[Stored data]
——

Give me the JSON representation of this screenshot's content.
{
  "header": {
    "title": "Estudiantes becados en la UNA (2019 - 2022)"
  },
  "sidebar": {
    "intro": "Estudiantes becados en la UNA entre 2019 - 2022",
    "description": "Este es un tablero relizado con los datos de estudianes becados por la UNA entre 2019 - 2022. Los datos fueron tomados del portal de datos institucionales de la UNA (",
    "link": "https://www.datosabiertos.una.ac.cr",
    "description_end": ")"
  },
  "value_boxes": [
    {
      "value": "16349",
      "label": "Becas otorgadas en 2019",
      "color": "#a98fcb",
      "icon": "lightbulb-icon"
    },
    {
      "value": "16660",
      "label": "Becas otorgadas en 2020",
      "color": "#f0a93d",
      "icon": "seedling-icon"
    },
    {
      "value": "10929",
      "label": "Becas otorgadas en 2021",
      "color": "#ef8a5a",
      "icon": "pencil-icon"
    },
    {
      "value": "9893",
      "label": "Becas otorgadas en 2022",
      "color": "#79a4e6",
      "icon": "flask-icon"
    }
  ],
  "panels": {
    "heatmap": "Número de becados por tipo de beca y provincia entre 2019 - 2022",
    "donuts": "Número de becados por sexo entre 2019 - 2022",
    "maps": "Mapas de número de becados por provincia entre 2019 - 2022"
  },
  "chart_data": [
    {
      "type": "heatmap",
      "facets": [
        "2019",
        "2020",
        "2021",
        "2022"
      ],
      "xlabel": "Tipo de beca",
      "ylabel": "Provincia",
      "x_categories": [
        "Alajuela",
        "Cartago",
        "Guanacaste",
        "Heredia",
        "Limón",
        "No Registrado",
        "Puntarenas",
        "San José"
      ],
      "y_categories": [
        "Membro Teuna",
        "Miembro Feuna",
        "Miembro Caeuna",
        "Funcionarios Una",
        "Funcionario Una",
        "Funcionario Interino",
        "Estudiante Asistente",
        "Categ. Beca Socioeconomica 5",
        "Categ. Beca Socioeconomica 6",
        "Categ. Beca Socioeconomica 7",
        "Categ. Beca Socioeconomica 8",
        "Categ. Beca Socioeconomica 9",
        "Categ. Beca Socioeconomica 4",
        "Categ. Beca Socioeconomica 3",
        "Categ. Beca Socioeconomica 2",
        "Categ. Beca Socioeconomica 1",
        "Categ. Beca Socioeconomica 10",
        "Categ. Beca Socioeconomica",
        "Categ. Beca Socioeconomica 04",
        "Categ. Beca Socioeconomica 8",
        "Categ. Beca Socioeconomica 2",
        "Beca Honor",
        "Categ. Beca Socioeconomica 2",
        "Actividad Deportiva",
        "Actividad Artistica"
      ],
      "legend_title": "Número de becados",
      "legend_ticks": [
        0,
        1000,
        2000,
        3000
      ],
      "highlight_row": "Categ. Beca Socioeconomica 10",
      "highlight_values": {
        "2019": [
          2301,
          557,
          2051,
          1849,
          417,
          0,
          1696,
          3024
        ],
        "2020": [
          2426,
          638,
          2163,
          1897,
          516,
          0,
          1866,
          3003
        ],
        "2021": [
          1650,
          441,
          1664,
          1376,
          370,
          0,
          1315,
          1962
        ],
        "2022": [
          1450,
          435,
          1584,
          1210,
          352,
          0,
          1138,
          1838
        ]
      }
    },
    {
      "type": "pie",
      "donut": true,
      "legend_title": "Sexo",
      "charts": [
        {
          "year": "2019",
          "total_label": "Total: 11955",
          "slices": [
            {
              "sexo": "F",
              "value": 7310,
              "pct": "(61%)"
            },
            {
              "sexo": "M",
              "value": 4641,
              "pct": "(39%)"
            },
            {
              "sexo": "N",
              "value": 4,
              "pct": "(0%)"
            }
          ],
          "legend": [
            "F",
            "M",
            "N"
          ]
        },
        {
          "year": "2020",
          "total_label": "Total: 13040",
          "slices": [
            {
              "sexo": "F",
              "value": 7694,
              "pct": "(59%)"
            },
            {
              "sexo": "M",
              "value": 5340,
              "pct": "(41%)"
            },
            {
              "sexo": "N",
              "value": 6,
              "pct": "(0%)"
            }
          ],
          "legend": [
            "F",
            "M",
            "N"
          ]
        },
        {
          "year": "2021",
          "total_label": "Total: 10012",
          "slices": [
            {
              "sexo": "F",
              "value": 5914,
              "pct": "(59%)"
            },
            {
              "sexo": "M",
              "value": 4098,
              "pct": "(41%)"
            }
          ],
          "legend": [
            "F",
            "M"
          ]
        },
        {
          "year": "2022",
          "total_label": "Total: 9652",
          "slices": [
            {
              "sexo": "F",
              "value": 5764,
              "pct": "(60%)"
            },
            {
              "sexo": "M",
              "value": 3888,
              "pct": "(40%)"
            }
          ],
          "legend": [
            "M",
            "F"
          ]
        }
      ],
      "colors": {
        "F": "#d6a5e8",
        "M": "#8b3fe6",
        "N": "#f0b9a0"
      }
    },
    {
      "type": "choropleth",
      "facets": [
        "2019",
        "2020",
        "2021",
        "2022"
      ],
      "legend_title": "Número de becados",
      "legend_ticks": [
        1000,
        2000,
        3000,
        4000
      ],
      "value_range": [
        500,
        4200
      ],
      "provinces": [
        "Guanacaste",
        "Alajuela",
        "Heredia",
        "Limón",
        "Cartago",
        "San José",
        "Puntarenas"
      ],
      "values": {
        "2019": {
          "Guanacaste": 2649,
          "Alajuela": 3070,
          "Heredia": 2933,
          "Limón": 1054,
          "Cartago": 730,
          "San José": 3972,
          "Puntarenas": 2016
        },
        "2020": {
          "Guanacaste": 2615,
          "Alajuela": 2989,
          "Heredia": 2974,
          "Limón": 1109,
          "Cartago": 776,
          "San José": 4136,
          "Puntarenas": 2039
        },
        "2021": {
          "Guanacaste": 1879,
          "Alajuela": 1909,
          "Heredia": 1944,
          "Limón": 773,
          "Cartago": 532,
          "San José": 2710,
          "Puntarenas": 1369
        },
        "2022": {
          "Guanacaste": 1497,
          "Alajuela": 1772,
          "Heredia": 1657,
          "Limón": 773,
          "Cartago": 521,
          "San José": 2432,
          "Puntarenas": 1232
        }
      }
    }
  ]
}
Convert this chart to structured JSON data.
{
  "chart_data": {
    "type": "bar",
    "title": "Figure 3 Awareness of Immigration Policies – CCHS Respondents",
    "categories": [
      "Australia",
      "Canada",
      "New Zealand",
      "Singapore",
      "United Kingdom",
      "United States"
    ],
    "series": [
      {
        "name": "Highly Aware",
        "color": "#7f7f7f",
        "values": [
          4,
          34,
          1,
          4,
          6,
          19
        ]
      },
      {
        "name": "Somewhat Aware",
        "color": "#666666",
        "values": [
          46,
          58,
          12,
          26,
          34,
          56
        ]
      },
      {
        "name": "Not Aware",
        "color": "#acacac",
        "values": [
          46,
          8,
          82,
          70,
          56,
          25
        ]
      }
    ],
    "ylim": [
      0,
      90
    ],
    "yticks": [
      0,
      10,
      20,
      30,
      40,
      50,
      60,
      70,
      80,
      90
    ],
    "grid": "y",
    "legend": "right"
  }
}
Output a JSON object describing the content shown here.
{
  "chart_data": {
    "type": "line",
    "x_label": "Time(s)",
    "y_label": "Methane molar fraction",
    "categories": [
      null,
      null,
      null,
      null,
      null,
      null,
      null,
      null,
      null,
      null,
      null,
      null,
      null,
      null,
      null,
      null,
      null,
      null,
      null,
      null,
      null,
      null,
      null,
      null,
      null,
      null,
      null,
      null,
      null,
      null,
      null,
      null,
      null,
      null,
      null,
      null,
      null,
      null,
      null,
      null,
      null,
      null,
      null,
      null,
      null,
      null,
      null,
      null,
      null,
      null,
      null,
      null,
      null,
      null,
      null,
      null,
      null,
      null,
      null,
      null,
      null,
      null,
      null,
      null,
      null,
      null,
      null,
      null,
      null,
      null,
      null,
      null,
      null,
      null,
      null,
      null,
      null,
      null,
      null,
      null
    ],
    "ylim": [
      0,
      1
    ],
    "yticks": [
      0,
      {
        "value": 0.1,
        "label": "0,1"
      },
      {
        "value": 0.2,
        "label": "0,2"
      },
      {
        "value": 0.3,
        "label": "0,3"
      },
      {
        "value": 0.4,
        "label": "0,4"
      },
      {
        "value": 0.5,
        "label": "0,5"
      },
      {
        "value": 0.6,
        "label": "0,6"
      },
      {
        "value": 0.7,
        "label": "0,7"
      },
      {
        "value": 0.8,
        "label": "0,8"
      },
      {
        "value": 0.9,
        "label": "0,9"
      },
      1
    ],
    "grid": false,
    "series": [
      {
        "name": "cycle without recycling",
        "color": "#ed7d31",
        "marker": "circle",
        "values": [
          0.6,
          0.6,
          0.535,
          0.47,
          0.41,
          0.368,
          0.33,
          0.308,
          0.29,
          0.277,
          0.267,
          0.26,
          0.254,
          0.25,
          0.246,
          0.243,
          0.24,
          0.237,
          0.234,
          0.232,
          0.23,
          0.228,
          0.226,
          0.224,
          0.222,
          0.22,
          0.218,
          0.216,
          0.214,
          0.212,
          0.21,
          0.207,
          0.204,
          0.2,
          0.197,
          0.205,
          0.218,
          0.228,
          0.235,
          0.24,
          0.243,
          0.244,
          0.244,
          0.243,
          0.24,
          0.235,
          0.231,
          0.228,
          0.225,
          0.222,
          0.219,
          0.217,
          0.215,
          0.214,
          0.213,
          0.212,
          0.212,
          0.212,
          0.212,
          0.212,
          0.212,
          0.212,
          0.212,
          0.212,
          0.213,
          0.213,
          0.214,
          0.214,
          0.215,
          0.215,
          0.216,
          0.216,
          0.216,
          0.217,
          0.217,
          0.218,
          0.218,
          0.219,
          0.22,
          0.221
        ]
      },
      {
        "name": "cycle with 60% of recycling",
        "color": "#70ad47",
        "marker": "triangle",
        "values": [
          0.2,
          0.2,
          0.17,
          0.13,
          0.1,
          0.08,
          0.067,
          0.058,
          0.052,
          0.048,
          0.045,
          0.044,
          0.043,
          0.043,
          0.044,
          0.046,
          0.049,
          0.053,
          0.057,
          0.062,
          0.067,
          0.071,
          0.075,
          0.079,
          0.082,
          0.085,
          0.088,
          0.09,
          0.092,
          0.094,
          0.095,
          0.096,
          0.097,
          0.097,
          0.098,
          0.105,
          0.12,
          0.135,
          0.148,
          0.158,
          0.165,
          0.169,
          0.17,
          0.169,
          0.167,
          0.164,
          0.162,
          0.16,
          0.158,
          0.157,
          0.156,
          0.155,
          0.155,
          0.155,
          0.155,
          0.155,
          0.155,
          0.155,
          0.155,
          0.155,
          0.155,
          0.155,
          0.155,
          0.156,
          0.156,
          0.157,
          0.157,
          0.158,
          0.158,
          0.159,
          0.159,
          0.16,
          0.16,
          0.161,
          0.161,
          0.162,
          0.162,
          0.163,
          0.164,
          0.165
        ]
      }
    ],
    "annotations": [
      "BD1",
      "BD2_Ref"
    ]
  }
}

——

| Exercise instructions |
Copy each line in the data that holds the word "Heredia".

| Written response |
        "Heredia",
        "Heredia",
          "Heredia": 2933,
          "Heredia": 2974,
          "Heredia": 1944,
          "Heredia": 1657,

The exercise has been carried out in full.